Figure content listings:

---

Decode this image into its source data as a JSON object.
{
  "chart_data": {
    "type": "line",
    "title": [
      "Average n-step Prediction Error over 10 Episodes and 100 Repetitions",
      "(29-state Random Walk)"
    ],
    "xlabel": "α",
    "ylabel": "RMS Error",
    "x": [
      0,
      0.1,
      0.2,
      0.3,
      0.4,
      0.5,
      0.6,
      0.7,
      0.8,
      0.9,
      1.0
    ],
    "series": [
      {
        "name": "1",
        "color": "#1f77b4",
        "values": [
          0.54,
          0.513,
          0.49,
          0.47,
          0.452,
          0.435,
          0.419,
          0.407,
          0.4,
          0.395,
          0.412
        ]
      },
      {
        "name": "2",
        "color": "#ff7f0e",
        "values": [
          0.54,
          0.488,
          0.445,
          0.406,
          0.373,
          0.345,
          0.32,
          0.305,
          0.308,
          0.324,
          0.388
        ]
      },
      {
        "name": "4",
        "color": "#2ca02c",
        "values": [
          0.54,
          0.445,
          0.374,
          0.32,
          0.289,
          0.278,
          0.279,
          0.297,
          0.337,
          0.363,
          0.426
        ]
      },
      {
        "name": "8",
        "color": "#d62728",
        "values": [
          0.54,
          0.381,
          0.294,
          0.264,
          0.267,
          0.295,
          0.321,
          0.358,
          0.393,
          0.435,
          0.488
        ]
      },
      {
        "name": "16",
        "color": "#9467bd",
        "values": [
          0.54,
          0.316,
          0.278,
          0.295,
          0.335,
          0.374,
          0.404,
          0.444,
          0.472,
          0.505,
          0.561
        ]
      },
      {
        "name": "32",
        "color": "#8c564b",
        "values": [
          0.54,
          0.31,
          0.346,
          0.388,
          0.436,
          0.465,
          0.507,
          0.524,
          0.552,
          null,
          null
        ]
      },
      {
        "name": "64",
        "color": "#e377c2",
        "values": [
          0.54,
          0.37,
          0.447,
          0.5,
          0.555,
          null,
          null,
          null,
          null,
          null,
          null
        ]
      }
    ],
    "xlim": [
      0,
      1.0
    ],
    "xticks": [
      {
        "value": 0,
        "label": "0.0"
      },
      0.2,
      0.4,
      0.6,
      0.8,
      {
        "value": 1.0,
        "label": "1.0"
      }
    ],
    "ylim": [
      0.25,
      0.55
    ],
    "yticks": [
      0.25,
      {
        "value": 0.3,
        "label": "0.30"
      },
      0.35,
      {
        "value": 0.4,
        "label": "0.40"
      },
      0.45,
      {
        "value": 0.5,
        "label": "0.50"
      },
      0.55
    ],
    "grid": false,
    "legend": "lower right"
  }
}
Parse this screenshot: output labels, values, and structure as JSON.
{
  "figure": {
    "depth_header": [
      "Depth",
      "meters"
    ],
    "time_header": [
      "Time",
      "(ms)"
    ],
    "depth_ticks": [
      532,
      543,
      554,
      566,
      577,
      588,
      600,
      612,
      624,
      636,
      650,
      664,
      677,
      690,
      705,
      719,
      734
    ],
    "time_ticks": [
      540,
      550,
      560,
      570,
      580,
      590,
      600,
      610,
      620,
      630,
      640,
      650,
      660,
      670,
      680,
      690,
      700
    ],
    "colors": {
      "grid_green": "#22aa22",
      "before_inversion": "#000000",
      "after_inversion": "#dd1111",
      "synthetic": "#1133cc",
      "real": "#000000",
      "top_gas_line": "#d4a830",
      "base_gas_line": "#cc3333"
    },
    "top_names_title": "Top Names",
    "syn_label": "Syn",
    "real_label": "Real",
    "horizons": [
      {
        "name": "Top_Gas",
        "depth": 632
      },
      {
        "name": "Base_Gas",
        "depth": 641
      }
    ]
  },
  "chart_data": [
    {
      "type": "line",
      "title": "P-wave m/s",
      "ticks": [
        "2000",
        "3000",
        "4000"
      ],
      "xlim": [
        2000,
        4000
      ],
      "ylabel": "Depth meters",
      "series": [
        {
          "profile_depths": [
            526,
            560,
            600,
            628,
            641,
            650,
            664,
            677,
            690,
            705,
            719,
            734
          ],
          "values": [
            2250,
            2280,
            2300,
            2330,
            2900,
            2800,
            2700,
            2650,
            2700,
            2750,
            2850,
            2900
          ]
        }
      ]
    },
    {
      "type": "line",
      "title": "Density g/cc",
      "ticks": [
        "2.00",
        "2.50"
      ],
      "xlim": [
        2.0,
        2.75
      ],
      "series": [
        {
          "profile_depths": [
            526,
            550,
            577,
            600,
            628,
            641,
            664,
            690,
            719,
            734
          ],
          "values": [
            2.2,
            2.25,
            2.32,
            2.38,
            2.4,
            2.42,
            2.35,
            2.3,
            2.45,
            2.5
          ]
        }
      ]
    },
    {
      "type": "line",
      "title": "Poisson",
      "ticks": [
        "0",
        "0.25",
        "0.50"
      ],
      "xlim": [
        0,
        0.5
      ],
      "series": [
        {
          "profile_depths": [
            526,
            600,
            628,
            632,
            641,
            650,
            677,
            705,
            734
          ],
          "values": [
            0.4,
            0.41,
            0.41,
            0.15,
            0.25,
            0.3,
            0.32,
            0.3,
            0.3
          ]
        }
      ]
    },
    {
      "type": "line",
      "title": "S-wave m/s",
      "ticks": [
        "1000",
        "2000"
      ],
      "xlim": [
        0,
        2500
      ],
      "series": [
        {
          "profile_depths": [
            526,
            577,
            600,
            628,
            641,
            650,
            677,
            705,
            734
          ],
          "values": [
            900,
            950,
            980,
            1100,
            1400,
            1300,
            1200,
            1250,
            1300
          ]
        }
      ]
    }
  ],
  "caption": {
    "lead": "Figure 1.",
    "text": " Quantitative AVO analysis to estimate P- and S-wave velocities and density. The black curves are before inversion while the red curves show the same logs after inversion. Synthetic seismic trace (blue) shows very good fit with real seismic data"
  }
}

---

> [What the task asks] Where a line above holds the string "Error", show that line.

> [Answer for this exercise]
      "Average n-step Prediction Error over 10 Episodes and 100 Repetitions",
    "ylabel": "RMS Error",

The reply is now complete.